# What needs to be done
Restate each of the lines below word for word and drop every picture.

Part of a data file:
○ ○ ○
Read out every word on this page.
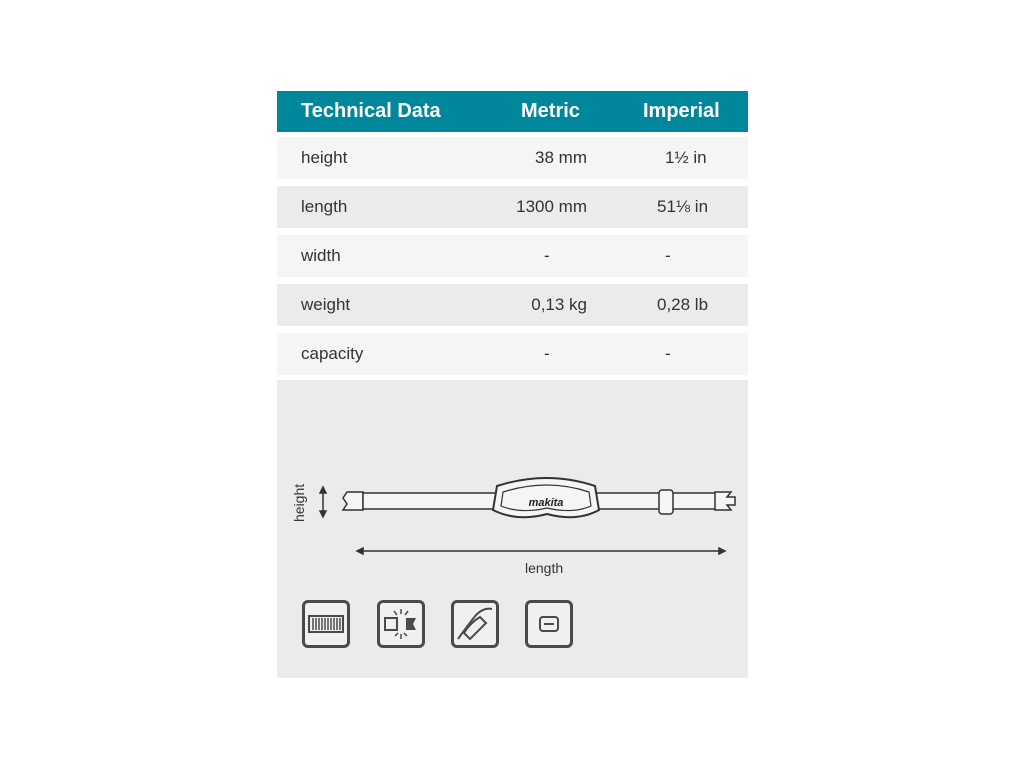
Technical Data	Metric	Imperial
height	38 mm	1½ in
length	1300 mm	51⅛ in
width	-	-
weight	0,13 kg	0,28 lb
capacity	-	-
makita
height
length
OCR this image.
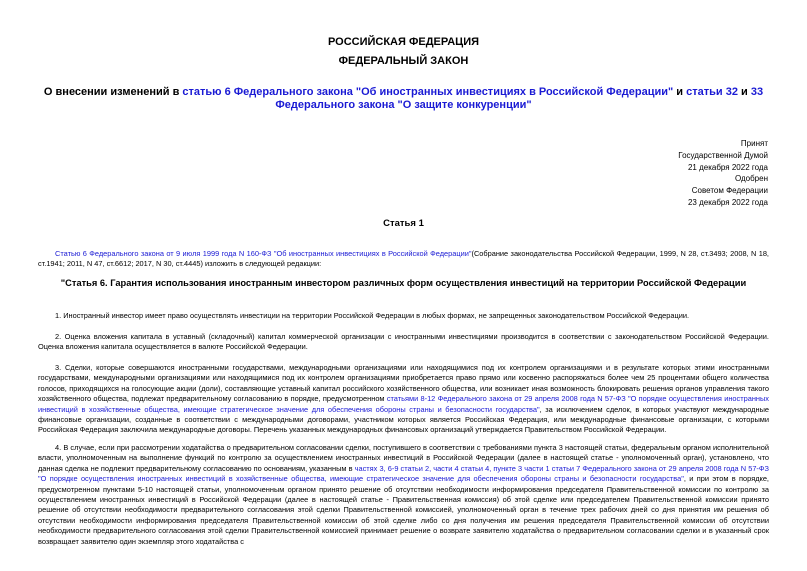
РОССИЙСКАЯ ФЕДЕРАЦИЯ
ФЕДЕРАЛЬНЫЙ ЗАКОН
О внесении изменений в статью 6 Федерального закона "Об иностранных инвестициях в Российской Федерации" и статьи 32 и 33 Федерального закона "О защите конкуренции"
Принят
Государственной Думой
21 декабря 2022 года
Одобрен
Советом Федерации
23 декабря 2022 года
Статья 1
Статью 6 Федерального закона от 9 июля 1999 года N 160-ФЗ "Об иностранных инвестициях в Российской Федерации"(Собрание законодательства Российской Федерации, 1999, N 28, ст.3493; 2008, N 18, ст.1941; 2011, N 47, ст.6612; 2017, N 30, ст.4445) изложить в следующей редакции:
"Статья 6. Гарантия использования иностранным инвестором различных форм осуществления инвестиций на территории Российской Федерации
1. Иностранный инвестор имеет право осуществлять инвестиции на территории Российской Федерации в любых формах, не запрещенных законодательством Российской Федерации.
2. Оценка вложения капитала в уставный (складочный) капитал коммерческой организации с иностранными инвестициями производится в соответствии с законодательством Российской Федерации. Оценка вложения капитала осуществляется в валюте Российской Федерации.
3. Сделки, которые совершаются иностранными государствами, международными организациями или находящимися под их контролем организациями и в результате которых этими иностранными государствами, международными организациями или находящимися под их контролем организациями приобретается право прямо или косвенно распоряжаться более чем 25 процентами общего количества голосов, приходящихся на голосующие акции (доли), составляющие уставный капитал российского хозяйственного общества, или возникает иная возможность блокировать решения органов управления такого хозяйственного общества, подлежат предварительному согласованию в порядке, предусмотренном статьями 8-12 Федерального закона от 29 апреля 2008 года N 57-ФЗ "О порядке осуществления иностранных инвестиций в хозяйственные общества, имеющие стратегическое значение для обеспечения обороны страны и безопасности государства", за исключением сделок, в которых участвуют международные финансовые организации, созданные в соответствии с международными договорами, участником которых является Российская Федерация, или международные финансовые организации, с которыми Российская Федерация заключила международные договоры. Перечень указанных международных финансовых организаций утверждается Правительством Российской Федерации.
4. В случае, если при рассмотрении ходатайства о предварительном согласовании сделки, поступившего в соответствии с требованиями пункта 3 настоящей статьи, федеральным органом исполнительной власти, уполномоченным на выполнение функций по контролю за осуществлением иностранных инвестиций в Российской Федерации (далее в настоящей статье - уполномоченный орган), установлено, что данная сделка не подлежит предварительному согласованию по основаниям, указанным в частях 3, 6-9 статьи 2, части 4 статьи 4, пункте 3 части 1 статьи 7 Федерального закона от 29 апреля 2008 года N 57-ФЗ "О порядке осуществления иностранных инвестиций в хозяйственные общества, имеющие стратегическое значение для обеспечения обороны страны и безопасности государства", и при этом в порядке, предусмотренном пунктами 5-10 настоящей статьи, уполномоченным органом принято решение об отсутствии необходимости информирования председателя Правительственной комиссии по контролю за осуществлением иностранных инвестиций в Российской Федерации (далее в настоящей статье - Правительственная комиссия) об этой сделке или председателем Правительственной комиссии принято решение об отсутствии необходимости предварительного согласования этой сделки Правительственной комиссией, уполномоченный орган в течение трех рабочих дней со дня принятия им решения об отсутствии необходимости информирования председателя Правительственной комиссии об этой сделке либо со дня получения им решения председателя Правительственной комиссии об отсутствии необходимости предварительного согласования этой сделки Правительственной комиссией принимает решение о возврате заявителю ходатайства о предварительном согласовании сделки и в указанный срок возвращает заявителю один экземпляр этого ходатайства с
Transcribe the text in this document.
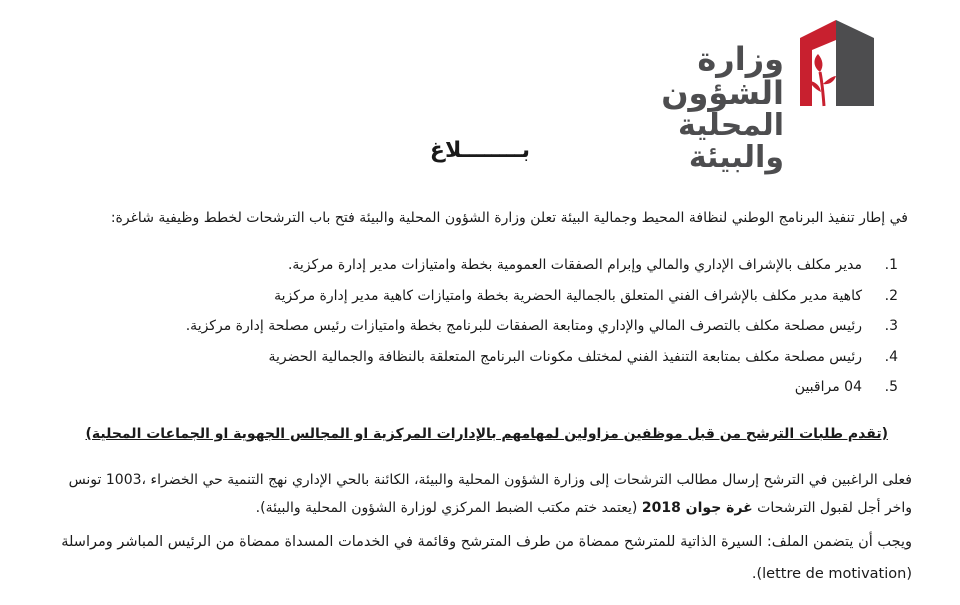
وزارة الشؤون
المحلية والبيئة
بــــــــلاغ
في إطار تنفيذ البرنامج الوطني لنظافة المحيط وجمالية البيئة تعلن وزارة الشؤون المحلية والبيئة فتح باب الترشحات لخطط وظيفية شاغرة:
1.
مدير مكلف بالإشراف الإداري والمالي وإبرام الصفقات العمومية بخطة وامتيازات مدير إدارة مركزية.
2.
كاهية مدير مكلف بالإشراف الفني المتعلق بالجمالية الحضرية بخطة وامتيازات كاهية مدير إدارة مركزية
3.
رئيس مصلحة مكلف بالتصرف المالي والإداري ومتابعة الصفقات للبرنامج بخطة وامتيازات رئيس مصلحة إدارة مركزية.
4.
رئيس مصلحة مكلف بمتابعة التنفيذ الفني لمختلف مكونات البرنامج المتعلقة بالنظافة والجمالية الحضرية
5.
04 مراقبين
(تقدم طلبات الترشح من قبل موظفين مزاولين لمهامهم بالإدارات المركزية او المجالس الجهوية او الجماعات المحلية)
فعلى الراغبين في الترشح إرسال مطالب الترشحات إلى وزارة الشؤون المحلية والبيئة، الكائنة بالحي الإداري نهج التنمية حي الخضراء ،1003 تونس واخر أجل لقبول الترشحات غرة جوان 2018 (يعتمد ختم مكتب الضبط المركزي لوزارة الشؤون المحلية والبيئة).
ويجب أن يتضمن الملف: السيرة الذاتية للمترشح ممضاة من طرف المترشح وقائمة في الخدمات المسداة ممضاة من الرئيس المباشر ومراسلة
(lettre de motivation).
○ ○ ○
# Full output
Read out every word on this page.
Technical Data	Metric	Imperial
height	38 mm	1½ in
length	1300 mm	51⅛ in
width	-	-
weight	0,13 kg	0,28 lb
capacity	-	-
makita
height
length
OCR this image.
РОССИЙСКАЯ ФЕДЕРАЦИЯ
ФЕДЕРАЛЬНЫЙ ЗАКОН
О внесении изменений в статью 6 Федерального закона "Об иностранных инвестициях в Российской Федерации" и статьи 32 и 33 Федерального закона "О защите конкуренции"
Принят
Государственной Думой
21 декабря 2022 года
Одобрен
Советом Федерации
23 декабря 2022 года
Статья 1
Статью 6 Федерального закона от 9 июля 1999 года N 160-ФЗ "Об иностранных инвестициях в Российской Федерации"(Собрание законодательства Российской Федерации, 1999, N 28, ст.3493; 2008, N 18, ст.1941; 2011, N 47, ст.6612; 2017, N 30, ст.4445) изложить в следующей редакции:
"Статья 6. Гарантия использования иностранным инвестором различных форм осуществления инвестиций на территории Российской Федерации
1. Иностранный инвестор имеет право осуществлять инвестиции на территории Российской Федерации в любых формах, не запрещенных законодательством Российской Федерации.
2. Оценка вложения капитала в уставный (складочный) капитал коммерческой организации с иностранными инвестициями производится в соответствии с законодательством Российской Федерации. Оценка вложения капитала осуществляется в валюте Российской Федерации.
3. Сделки, которые совершаются иностранными государствами, международными организациями или находящимися под их контролем организациями и в результате которых этими иностранными государствами, международными организациями или находящимися под их контролем организациями приобретается право прямо или косвенно распоряжаться более чем 25 процентами общего количества голосов, приходящихся на голосующие акции (доли), составляющие уставный капитал российского хозяйственного общества, или возникает иная возможность блокировать решения органов управления такого хозяйственного общества, подлежат предварительному согласованию в порядке, предусмотренном статьями 8-12 Федерального закона от 29 апреля 2008 года N 57-ФЗ "О порядке осуществления иностранных инвестиций в хозяйственные общества, имеющие стратегическое значение для обеспечения обороны страны и безопасности государства", за исключением сделок, в которых участвуют международные финансовые организации, созданные в соответствии с международными договорами, участником которых является Российская Федерация, или международные финансовые организации, с которыми Российская Федерация заключила международные договоры. Перечень указанных международных финансовых организаций утверждается Правительством Российской Федерации.
4. В случае, если при рассмотрении ходатайства о предварительном согласовании сделки, поступившего в соответствии с требованиями пункта 3 настоящей статьи, федеральным органом исполнительной власти, уполномоченным на выполнение функций по контролю за осуществлением иностранных инвестиций в Российской Федерации (далее в настоящей статье - уполномоченный орган), установлено, что данная сделка не подлежит предварительному согласованию по основаниям, указанным в частях 3, 6-9 статьи 2, части 4 статьи 4, пункте 3 части 1 статьи 7 Федерального закона от 29 апреля 2008 года N 57-ФЗ "О порядке осуществления иностранных инвестиций в хозяйственные общества, имеющие стратегическое значение для обеспечения обороны страны и безопасности государства", и при этом в порядке, предусмотренном пунктами 5-10 настоящей статьи, уполномоченным органом принято решение об отсутствии необходимости информирования председателя Правительственной комиссии по контролю за осуществлением иностранных инвестиций в Российской Федерации (далее в настоящей статье - Правительственная комиссия) об этой сделке или председателем Правительственной комиссии принято решение об отсутствии необходимости предварительного согласования этой сделки Правительственной комиссией, уполномоченный орган в течение трех рабочих дней со дня принятия им решения об отсутствии необходимости информирования председателя Правительственной комиссии об этой сделке либо со дня получения им решения председателя Правительственной комиссии об отсутствии необходимости предварительного согласования этой сделки Правительственной комиссией принимает решение о возврате заявителю ходатайства о предварительном согласовании сделки и в указанный срок возвращает заявителю один экземпляр этого ходатайства с
Transcribe the text in this document.
وزارة الشؤون
المحلية والبيئة
بــــــــلاغ
في إطار تنفيذ البرنامج الوطني لنظافة المحيط وجمالية البيئة تعلن وزارة الشؤون المحلية والبيئة فتح باب الترشحات لخطط وظيفية شاغرة:
1.
مدير مكلف بالإشراف الإداري والمالي وإبرام الصفقات العمومية بخطة وامتيازات مدير إدارة مركزية.
2.
كاهية مدير مكلف بالإشراف الفني المتعلق بالجمالية الحضرية بخطة وامتيازات كاهية مدير إدارة مركزية
3.
رئيس مصلحة مكلف بالتصرف المالي والإداري ومتابعة الصفقات للبرنامج بخطة وامتيازات رئيس مصلحة إدارة مركزية.
4.
رئيس مصلحة مكلف بمتابعة التنفيذ الفني لمختلف مكونات البرنامج المتعلقة بالنظافة والجمالية الحضرية
5.
04 مراقبين
(تقدم طلبات الترشح من قبل موظفين مزاولين لمهامهم بالإدارات المركزية او المجالس الجهوية او الجماعات المحلية)
فعلى الراغبين في الترشح إرسال مطالب الترشحات إلى وزارة الشؤون المحلية والبيئة، الكائنة بالحي الإداري نهج التنمية حي الخضراء ،1003 تونس واخر أجل لقبول الترشحات غرة جوان 2018 (يعتمد ختم مكتب الضبط المركزي لوزارة الشؤون المحلية والبيئة).
ويجب أن يتضمن الملف: السيرة الذاتية للمترشح ممضاة من طرف المترشح وقائمة في الخدمات المسداة ممضاة من الرئيس المباشر ومراسلة
(lettre de motivation).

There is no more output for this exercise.